**Requirement:** Pull out every line below that contains the word "search".

[Extracted records]
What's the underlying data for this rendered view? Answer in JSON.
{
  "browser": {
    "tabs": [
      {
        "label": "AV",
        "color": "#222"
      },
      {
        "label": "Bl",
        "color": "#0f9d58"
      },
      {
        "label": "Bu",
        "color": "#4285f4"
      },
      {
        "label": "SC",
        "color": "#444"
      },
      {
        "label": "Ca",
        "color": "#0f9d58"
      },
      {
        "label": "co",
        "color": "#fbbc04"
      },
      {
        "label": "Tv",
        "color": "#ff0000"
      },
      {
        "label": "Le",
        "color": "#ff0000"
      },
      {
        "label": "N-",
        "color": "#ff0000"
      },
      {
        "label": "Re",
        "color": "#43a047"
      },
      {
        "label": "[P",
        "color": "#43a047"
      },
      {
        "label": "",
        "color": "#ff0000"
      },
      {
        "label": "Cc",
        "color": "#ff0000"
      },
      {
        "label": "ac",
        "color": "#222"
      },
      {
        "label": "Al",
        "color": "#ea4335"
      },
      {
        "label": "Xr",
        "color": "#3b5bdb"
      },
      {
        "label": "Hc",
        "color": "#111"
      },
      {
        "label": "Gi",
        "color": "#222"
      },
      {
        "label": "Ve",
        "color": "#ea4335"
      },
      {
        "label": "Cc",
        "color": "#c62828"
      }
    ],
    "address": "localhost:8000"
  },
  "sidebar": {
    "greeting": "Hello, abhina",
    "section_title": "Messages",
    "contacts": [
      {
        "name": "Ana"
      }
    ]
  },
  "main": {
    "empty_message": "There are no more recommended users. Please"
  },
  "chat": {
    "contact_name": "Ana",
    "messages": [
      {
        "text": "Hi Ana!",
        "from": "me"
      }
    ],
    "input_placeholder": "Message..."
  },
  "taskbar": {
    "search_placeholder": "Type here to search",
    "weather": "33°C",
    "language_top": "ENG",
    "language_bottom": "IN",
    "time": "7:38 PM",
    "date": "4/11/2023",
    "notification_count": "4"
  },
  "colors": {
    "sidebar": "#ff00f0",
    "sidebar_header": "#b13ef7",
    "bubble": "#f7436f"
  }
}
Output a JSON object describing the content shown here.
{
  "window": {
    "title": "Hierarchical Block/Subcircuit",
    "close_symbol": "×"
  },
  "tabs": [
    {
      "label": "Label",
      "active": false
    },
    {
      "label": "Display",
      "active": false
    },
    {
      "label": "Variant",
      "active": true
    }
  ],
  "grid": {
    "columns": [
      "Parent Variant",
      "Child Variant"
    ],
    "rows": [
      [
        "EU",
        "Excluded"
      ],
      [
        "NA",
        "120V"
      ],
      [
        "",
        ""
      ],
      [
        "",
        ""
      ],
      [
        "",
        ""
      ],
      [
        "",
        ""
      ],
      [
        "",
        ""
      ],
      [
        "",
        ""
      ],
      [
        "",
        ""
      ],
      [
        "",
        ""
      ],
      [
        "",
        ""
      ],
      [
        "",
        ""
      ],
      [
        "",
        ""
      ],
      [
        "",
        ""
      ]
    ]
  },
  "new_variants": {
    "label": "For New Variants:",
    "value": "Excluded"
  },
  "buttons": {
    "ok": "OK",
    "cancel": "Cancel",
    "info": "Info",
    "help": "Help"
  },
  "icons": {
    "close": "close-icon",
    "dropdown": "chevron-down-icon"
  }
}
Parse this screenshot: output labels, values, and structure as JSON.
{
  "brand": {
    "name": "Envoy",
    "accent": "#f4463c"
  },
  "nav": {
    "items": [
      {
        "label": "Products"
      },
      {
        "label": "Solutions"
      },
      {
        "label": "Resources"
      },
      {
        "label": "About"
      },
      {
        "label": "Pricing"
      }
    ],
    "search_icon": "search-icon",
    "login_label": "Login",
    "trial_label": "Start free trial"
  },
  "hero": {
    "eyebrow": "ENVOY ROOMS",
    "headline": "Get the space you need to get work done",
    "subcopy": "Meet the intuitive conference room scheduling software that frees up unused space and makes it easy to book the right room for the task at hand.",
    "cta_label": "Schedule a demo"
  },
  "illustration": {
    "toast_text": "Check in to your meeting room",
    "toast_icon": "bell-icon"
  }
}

**Response to the task:**
    "search_placeholder": "Type here to search",
    "search_icon": "search-icon",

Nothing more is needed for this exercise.